▶ **Problem**
Write out the entire listing below exactly, with the pictures left out.

* Start Data provided *

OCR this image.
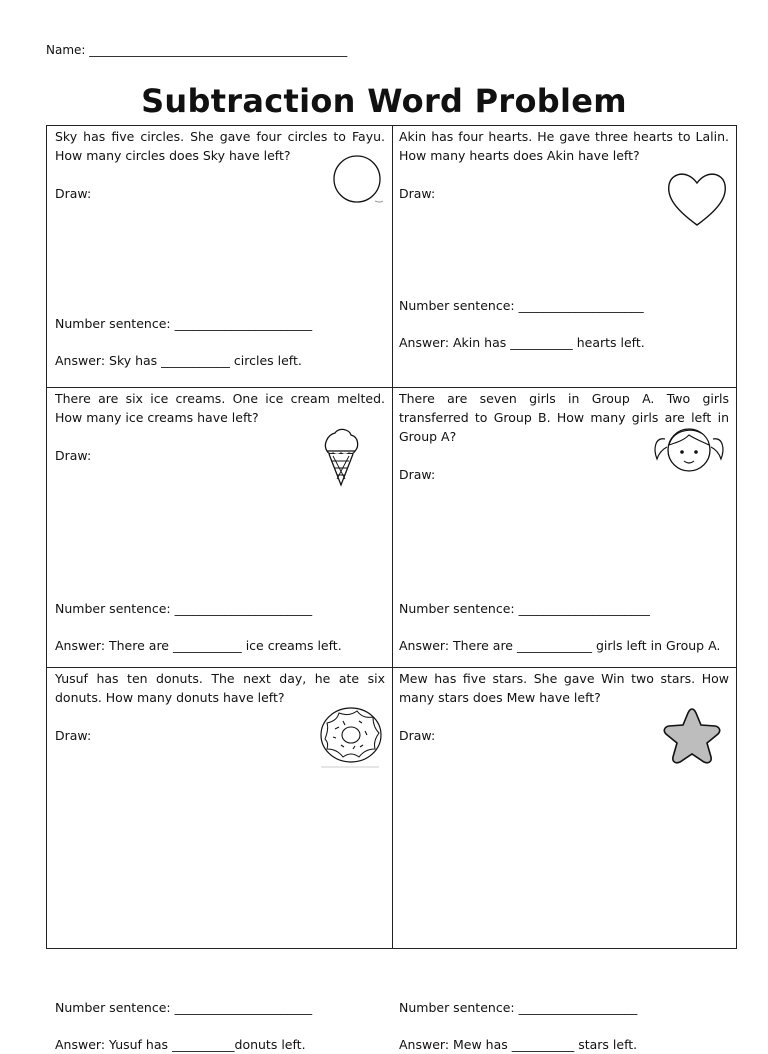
Name: ___________________________________________
Subtraction Word Problem
Sky has five circles. She gave four circles to Fayu. How many circles does Sky have left?
Draw:
Number sentence: ______________________
Answer: Sky has ___________ circles left.
Akin has four hearts. He gave three hearts to Lalin. How many hearts does Akin have left?
Draw:
Number sentence: ____________________
Answer: Akin has __________ hearts left.
There are six ice creams. One ice cream melted. How many ice creams have left?
Draw:
Number sentence: ______________________
Answer: There are ___________ ice creams left.
There are seven girls in Group A. Two girls transferred to Group B. How many girls are left in Group A?
Draw:
Number sentence: _____________________
Answer: There are ____________ girls left in Group A.
Yusuf has ten donuts. The next day, he ate six donuts. How many donuts have left?
Draw:
Number sentence: ______________________
Answer: Yusuf has __________donuts left.
Mew has five stars. She gave Win two stars. How many stars does Mew have left?
Draw:
Number sentence: ___________________
Answer: Mew has __________ stars left.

* End Data provided *

▶ **Exercise answer**
OCR this image.
Name: ___________________________________________
Subtraction Word Problem
Sky has five circles. She gave four circles to Fayu. How many circles does Sky have left?
Draw:
Number sentence: ______________________
Answer: Sky has ___________ circles left.
Akin has four hearts. He gave three hearts to Lalin. How many hearts does Akin have left?
Draw:
Number sentence: ____________________
Answer: Akin has __________ hearts left.
There are six ice creams. One ice cream melted. How many ice creams have left?
Draw:
Number sentence: ______________________
Answer: There are ___________ ice creams left.
There are seven girls in Group A. Two girls transferred to Group B. How many girls are left in Group A?
Draw:
Number sentence: _____________________
Answer: There are ____________ girls left in Group A.
Yusuf has ten donuts. The next day, he ate six donuts. How many donuts have left?
Draw:
Number sentence: ______________________
Answer: Yusuf has __________donuts left.
Mew has five stars. She gave Win two stars. How many stars does Mew have left?
Draw:
Number sentence: ___________________
Answer: Mew has __________ stars left.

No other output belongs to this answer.